REQUIRED WORK: Please find all lines in the data that hold the string "wind" and copy them.
### AVAILABLE DATA ###
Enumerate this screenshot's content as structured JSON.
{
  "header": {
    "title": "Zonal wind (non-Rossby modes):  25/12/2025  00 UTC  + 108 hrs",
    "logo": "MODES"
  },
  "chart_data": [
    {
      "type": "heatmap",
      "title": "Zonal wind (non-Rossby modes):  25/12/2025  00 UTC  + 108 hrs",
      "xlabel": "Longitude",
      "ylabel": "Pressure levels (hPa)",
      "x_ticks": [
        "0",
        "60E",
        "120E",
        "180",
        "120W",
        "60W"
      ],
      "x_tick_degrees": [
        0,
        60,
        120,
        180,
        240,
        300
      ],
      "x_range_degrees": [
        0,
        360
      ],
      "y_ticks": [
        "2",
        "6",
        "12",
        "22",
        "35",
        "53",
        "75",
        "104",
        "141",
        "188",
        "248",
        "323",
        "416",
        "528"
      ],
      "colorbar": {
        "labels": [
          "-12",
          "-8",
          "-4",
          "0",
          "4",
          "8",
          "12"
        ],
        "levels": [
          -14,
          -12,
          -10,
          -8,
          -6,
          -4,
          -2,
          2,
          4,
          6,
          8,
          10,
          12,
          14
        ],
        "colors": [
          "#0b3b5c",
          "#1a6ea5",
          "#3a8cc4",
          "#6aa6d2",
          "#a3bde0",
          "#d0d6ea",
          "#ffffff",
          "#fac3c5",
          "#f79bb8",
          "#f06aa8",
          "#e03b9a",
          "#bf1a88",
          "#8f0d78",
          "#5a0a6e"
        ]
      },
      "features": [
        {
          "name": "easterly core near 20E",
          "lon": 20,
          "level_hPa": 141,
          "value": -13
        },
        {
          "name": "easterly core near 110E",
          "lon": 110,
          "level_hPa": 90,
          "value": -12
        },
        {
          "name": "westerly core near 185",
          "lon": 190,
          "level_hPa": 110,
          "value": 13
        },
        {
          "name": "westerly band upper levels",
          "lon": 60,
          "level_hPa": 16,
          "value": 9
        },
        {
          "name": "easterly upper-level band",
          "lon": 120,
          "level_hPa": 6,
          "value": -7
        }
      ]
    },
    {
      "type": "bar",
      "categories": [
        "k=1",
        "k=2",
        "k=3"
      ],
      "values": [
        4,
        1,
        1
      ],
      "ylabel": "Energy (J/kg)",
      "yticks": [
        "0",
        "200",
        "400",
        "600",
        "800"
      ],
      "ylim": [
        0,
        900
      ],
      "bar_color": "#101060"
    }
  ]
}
###
EXERCISE ANSWER:
    "title": "Zonal wind (non-Rossby modes):  25/12/2025  00 UTC  + 108 hrs",
      "title": "Zonal wind (non-Rossby modes):  25/12/2025  00 UTC  + 108 hrs",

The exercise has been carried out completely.